- Given task
Find the line that contains "Extract the structured" in the entries below. Output it and each later line exactly, and nothing else.

....

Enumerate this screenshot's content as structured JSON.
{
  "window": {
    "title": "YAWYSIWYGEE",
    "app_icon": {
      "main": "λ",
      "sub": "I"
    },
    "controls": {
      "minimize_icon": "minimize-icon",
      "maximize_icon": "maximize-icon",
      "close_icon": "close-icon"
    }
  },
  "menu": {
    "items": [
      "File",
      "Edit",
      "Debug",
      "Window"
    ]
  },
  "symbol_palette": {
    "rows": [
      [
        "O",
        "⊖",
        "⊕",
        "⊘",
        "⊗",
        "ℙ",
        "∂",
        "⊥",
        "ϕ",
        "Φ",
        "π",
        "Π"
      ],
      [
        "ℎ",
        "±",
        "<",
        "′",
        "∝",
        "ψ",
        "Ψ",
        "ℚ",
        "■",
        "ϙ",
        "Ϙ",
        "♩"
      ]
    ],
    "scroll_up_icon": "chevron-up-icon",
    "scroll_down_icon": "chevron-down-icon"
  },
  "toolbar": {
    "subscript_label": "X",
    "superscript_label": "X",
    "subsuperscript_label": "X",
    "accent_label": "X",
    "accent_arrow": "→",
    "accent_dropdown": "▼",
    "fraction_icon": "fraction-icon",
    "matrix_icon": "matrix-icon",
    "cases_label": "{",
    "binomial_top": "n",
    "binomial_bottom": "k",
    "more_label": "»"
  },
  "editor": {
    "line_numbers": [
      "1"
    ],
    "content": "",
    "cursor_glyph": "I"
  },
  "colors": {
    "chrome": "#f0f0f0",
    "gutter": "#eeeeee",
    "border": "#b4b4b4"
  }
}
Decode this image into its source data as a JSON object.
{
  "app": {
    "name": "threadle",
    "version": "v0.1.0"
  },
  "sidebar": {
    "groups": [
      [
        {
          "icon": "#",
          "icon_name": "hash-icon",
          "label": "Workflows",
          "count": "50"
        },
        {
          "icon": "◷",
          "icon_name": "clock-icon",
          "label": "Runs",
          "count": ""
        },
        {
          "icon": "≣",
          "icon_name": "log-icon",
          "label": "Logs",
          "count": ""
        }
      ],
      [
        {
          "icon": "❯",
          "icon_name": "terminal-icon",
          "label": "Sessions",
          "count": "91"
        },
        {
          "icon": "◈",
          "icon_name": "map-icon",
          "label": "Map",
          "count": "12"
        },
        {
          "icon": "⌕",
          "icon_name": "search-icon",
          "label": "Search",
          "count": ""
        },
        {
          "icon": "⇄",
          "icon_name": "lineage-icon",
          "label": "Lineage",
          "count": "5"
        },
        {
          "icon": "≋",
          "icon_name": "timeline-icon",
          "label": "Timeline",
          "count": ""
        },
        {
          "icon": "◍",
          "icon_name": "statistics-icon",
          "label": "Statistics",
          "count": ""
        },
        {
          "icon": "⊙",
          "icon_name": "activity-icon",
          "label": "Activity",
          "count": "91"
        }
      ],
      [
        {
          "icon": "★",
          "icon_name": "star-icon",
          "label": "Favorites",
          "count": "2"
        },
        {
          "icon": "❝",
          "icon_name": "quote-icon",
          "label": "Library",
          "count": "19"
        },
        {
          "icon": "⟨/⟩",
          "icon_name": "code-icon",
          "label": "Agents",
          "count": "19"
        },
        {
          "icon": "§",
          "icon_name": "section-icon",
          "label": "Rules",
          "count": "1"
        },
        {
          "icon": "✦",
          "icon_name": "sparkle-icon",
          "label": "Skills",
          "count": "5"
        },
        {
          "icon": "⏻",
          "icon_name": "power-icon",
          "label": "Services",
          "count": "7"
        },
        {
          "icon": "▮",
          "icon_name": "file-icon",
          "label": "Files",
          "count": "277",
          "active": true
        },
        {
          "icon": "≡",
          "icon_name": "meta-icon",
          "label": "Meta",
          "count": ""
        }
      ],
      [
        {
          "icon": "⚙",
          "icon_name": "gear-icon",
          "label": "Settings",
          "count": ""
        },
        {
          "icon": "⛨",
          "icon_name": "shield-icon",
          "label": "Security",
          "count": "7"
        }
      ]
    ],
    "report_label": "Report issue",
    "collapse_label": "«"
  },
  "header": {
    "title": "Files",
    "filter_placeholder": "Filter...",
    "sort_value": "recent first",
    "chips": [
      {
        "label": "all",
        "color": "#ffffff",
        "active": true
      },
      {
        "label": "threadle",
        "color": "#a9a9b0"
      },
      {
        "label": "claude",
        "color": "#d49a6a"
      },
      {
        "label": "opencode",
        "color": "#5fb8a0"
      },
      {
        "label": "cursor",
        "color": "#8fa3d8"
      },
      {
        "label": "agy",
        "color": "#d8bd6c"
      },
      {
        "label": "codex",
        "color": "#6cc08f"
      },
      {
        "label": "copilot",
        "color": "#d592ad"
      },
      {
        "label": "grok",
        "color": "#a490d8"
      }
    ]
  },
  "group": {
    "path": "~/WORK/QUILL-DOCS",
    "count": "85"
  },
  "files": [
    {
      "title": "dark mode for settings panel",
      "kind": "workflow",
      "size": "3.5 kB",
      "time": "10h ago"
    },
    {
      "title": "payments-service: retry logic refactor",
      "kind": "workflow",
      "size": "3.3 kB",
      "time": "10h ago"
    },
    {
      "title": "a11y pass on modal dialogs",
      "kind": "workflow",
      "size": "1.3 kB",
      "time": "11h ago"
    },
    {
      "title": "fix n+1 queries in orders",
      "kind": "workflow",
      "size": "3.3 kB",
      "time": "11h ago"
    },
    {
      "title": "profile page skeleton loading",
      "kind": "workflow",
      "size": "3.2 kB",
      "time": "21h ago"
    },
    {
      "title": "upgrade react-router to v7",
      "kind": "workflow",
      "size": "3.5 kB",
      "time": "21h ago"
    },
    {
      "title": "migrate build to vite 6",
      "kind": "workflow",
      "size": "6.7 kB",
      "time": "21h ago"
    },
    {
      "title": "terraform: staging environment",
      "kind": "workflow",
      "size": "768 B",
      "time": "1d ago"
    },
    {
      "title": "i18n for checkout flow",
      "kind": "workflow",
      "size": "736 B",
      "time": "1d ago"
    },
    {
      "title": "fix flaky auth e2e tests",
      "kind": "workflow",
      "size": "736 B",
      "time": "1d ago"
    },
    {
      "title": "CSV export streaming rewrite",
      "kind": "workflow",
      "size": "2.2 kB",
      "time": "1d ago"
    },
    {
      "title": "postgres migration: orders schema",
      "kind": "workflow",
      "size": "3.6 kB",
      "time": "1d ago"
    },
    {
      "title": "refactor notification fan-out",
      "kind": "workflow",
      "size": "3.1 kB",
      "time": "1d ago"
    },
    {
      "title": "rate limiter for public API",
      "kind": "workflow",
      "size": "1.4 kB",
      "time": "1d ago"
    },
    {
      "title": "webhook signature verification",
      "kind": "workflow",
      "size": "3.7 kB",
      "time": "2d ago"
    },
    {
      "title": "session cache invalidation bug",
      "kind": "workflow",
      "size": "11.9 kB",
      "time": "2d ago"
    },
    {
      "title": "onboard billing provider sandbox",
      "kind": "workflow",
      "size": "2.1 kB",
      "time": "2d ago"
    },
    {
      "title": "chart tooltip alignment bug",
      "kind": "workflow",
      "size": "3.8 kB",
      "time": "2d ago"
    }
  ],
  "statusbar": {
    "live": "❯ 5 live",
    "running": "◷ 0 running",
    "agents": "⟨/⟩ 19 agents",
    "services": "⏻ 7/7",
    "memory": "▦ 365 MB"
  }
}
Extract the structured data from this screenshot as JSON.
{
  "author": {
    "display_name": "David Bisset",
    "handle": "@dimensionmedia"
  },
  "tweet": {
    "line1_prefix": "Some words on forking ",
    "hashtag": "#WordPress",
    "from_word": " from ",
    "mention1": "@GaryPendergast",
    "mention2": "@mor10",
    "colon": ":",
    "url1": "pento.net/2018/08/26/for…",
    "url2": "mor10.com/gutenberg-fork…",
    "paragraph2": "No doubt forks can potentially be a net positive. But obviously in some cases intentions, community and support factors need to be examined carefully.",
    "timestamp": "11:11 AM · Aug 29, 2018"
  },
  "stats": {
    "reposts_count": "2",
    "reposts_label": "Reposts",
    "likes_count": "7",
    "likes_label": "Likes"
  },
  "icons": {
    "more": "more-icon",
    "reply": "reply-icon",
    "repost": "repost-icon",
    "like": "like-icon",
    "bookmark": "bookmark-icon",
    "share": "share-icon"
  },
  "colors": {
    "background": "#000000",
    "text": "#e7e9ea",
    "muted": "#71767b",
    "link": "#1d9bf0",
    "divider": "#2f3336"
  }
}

....

- Complete response
Extract the structured data from this screenshot as JSON.
{
  "author": {
    "display_name": "David Bisset",
    "handle": "@dimensionmedia"
  },
  "tweet": {
    "line1_prefix": "Some words on forking ",
    "hashtag": "#WordPress",
    "from_word": " from ",
    "mention1": "@GaryPendergast",
    "mention2": "@mor10",
    "colon": ":",
    "url1": "pento.net/2018/08/26/for…",
    "url2": "mor10.com/gutenberg-fork…",
    "paragraph2": "No doubt forks can potentially be a net positive. But obviously in some cases intentions, community and support factors need to be examined carefully.",
    "timestamp": "11:11 AM · Aug 29, 2018"
  },
  "stats": {
    "reposts_count": "2",
    "reposts_label": "Reposts",
    "likes_count": "7",
    "likes_label": "Likes"
  },
  "icons": {
    "more": "more-icon",
    "reply": "reply-icon",
    "repost": "repost-icon",
    "like": "like-icon",
    "bookmark": "bookmark-icon",
    "share": "share-icon"
  },
  "colors": {
    "background": "#000000",
    "text": "#e7e9ea",
    "muted": "#71767b",
    "link": "#1d9bf0",
    "divider": "#2f3336"
  }
}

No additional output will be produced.